DATA IN THIS EXERCISE »
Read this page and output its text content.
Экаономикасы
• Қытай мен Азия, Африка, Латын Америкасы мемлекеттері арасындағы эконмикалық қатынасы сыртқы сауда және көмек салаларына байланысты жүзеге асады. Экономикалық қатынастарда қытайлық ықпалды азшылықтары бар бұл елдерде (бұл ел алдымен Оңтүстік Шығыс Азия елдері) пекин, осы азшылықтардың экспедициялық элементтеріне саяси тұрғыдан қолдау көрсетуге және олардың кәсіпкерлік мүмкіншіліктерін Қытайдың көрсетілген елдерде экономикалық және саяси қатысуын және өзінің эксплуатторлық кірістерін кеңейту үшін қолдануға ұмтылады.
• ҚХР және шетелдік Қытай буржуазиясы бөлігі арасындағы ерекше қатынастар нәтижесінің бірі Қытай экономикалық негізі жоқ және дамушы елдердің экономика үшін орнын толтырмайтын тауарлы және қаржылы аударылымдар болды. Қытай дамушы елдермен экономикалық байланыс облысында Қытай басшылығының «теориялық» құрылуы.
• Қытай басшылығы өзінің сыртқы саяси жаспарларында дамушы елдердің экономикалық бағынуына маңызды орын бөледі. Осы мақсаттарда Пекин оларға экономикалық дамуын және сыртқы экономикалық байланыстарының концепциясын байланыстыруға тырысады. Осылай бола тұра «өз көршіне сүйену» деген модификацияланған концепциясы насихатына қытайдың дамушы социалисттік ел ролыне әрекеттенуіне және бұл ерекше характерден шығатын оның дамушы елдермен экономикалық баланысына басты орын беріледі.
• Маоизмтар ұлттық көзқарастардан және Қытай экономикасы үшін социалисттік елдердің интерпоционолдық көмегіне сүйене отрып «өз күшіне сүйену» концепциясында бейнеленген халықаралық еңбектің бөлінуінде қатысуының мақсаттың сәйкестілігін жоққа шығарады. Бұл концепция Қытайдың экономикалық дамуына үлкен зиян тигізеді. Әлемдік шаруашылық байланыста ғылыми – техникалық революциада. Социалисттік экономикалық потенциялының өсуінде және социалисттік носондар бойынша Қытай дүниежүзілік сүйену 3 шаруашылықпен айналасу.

* * *

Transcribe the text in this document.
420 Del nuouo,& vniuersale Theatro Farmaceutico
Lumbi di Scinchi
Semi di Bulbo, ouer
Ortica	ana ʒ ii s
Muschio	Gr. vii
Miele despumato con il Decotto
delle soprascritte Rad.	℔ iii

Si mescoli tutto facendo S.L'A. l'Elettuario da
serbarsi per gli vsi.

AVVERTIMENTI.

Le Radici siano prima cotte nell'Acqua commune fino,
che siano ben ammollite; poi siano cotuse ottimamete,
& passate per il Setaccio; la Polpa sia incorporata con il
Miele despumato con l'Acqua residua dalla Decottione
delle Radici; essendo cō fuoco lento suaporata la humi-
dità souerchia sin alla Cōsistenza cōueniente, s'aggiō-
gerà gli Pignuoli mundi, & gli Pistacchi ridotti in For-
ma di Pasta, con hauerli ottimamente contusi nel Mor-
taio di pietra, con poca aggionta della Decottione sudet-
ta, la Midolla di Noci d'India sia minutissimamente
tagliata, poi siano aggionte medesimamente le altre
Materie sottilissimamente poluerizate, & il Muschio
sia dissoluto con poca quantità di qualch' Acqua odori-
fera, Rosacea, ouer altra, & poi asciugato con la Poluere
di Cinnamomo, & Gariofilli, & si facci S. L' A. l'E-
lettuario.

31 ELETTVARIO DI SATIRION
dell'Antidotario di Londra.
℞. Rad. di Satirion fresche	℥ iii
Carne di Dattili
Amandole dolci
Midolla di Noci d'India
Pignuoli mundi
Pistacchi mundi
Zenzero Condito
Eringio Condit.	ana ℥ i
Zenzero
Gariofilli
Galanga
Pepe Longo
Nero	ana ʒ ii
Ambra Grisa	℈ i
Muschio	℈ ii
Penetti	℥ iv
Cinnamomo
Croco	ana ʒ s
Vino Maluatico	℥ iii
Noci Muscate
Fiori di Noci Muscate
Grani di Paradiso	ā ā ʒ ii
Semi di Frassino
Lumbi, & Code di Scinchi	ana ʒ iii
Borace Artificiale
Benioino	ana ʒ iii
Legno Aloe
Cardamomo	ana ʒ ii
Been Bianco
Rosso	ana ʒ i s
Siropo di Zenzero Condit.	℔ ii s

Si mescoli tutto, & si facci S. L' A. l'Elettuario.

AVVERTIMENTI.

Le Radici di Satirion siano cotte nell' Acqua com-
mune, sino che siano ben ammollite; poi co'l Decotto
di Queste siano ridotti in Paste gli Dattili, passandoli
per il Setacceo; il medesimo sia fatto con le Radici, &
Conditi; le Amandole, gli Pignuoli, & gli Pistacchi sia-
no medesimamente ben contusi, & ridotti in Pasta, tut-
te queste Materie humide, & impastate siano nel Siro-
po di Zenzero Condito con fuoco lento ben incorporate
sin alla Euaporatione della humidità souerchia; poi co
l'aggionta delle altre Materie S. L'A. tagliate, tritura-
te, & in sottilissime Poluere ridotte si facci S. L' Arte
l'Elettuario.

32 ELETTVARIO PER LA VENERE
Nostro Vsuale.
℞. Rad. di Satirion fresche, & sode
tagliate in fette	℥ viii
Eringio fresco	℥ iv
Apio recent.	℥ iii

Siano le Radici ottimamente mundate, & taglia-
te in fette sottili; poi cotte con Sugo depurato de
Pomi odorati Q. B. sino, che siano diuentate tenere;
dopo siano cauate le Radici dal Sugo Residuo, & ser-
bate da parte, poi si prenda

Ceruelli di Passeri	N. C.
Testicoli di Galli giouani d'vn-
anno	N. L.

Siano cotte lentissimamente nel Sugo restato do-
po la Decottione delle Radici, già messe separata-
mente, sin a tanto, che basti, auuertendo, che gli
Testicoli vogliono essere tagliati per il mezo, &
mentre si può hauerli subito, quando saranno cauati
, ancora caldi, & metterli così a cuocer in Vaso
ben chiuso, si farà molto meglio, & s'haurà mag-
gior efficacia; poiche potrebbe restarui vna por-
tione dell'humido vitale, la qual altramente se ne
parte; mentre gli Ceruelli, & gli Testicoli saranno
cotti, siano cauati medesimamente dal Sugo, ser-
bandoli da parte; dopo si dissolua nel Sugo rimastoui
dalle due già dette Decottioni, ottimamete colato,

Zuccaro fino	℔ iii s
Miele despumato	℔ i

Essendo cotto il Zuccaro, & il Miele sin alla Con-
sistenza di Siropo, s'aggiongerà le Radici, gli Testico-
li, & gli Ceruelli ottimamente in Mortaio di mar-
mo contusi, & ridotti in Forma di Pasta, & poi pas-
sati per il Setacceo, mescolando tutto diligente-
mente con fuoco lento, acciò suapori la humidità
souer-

DIRECTIVE »
Where a line holds the string "lento", copy that line.

RESULT OF THE TASK »
delle Radici; essendo cō fuoco lento suaporata la humi-
po di Zenzero Condito con fuoco lento ben incorporate
mente con fuoco lento, acciò suapori la humidità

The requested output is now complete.